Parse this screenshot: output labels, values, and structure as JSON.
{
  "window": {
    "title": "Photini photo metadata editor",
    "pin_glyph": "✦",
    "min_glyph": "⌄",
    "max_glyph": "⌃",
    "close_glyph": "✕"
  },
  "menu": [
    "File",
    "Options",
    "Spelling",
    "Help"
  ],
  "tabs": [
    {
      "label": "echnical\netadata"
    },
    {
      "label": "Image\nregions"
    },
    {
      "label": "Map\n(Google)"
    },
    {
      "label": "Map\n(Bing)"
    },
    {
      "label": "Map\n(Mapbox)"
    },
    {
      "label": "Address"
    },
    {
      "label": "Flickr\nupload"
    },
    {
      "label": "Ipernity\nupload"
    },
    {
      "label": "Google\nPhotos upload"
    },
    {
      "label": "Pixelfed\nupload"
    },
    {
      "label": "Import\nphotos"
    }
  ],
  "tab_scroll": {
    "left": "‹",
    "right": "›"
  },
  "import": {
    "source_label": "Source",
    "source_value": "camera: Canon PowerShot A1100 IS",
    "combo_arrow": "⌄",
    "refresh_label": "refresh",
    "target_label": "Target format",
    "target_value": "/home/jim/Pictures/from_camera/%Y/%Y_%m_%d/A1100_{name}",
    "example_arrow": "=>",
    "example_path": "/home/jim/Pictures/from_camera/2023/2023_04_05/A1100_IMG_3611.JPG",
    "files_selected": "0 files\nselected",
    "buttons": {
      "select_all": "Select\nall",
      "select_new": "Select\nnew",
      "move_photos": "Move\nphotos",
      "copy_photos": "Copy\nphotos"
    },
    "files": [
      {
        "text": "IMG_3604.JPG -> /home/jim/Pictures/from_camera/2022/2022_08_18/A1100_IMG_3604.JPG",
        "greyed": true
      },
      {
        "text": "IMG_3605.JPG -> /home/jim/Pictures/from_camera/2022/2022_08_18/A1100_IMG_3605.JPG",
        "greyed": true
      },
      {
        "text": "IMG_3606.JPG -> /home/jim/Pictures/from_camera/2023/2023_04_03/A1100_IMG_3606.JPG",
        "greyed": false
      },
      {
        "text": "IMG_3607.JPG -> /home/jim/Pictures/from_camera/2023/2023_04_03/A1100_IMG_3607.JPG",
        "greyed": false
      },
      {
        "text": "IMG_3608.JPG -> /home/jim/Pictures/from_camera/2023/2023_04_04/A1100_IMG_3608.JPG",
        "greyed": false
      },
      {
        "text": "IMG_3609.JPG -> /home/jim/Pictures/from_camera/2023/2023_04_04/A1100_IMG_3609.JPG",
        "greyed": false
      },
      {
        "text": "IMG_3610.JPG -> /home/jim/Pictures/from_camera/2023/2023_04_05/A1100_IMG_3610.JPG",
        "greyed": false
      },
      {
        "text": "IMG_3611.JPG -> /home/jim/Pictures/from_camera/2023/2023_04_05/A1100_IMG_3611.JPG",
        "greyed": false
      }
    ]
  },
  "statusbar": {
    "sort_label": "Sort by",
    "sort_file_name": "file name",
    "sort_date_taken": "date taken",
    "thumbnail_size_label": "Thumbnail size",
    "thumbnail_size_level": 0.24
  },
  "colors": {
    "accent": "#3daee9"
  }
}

--------------------------------------------------

> **Job**
Nothing should be left out: return all of the records exactly.

> **Result**
Parse this screenshot: output labels, values, and structure as JSON.
{
  "window": {
    "title": "Photini photo metadata editor",
    "pin_glyph": "✦",
    "min_glyph": "⌄",
    "max_glyph": "⌃",
    "close_glyph": "✕"
  },
  "menu": [
    "File",
    "Options",
    "Spelling",
    "Help"
  ],
  "tabs": [
    {
      "label": "echnical\netadata"
    },
    {
      "label": "Image\nregions"
    },
    {
      "label": "Map\n(Google)"
    },
    {
      "label": "Map\n(Bing)"
    },
    {
      "label": "Map\n(Mapbox)"
    },
    {
      "label": "Address"
    },
    {
      "label": "Flickr\nupload"
    },
    {
      "label": "Ipernity\nupload"
    },
    {
      "label": "Google\nPhotos upload"
    },
    {
      "label": "Pixelfed\nupload"
    },
    {
      "label": "Import\nphotos"
    }
  ],
  "tab_scroll": {
    "left": "‹",
    "right": "›"
  },
  "import": {
    "source_label": "Source",
    "source_value": "camera: Canon PowerShot A1100 IS",
    "combo_arrow": "⌄",
    "refresh_label": "refresh",
    "target_label": "Target format",
    "target_value": "/home/jim/Pictures/from_camera/%Y/%Y_%m_%d/A1100_{name}",
    "example_arrow": "=>",
    "example_path": "/home/jim/Pictures/from_camera/2023/2023_04_05/A1100_IMG_3611.JPG",
    "files_selected": "0 files\nselected",
    "buttons": {
      "select_all": "Select\nall",
      "select_new": "Select\nnew",
      "move_photos": "Move\nphotos",
      "copy_photos": "Copy\nphotos"
    },
    "files": [
      {
        "text": "IMG_3604.JPG -> /home/jim/Pictures/from_camera/2022/2022_08_18/A1100_IMG_3604.JPG",
        "greyed": true
      },
      {
        "text": "IMG_3605.JPG -> /home/jim/Pictures/from_camera/2022/2022_08_18/A1100_IMG_3605.JPG",
        "greyed": true
      },
      {
        "text": "IMG_3606.JPG -> /home/jim/Pictures/from_camera/2023/2023_04_03/A1100_IMG_3606.JPG",
        "greyed": false
      },
      {
        "text": "IMG_3607.JPG -> /home/jim/Pictures/from_camera/2023/2023_04_03/A1100_IMG_3607.JPG",
        "greyed": false
      },
      {
        "text": "IMG_3608.JPG -> /home/jim/Pictures/from_camera/2023/2023_04_04/A1100_IMG_3608.JPG",
        "greyed": false
      },
      {
        "text": "IMG_3609.JPG -> /home/jim/Pictures/from_camera/2023/2023_04_04/A1100_IMG_3609.JPG",
        "greyed": false
      },
      {
        "text": "IMG_3610.JPG -> /home/jim/Pictures/from_camera/2023/2023_04_05/A1100_IMG_3610.JPG",
        "greyed": false
      },
      {
        "text": "IMG_3611.JPG -> /home/jim/Pictures/from_camera/2023/2023_04_05/A1100_IMG_3611.JPG",
        "greyed": false
      }
    ]
  },
  "statusbar": {
    "sort_label": "Sort by",
    "sort_file_name": "file name",
    "sort_date_taken": "date taken",
    "thumbnail_size_label": "Thumbnail size",
    "thumbnail_size_level": 0.24
  },
  "colors": {
    "accent": "#3daee9"
  }
}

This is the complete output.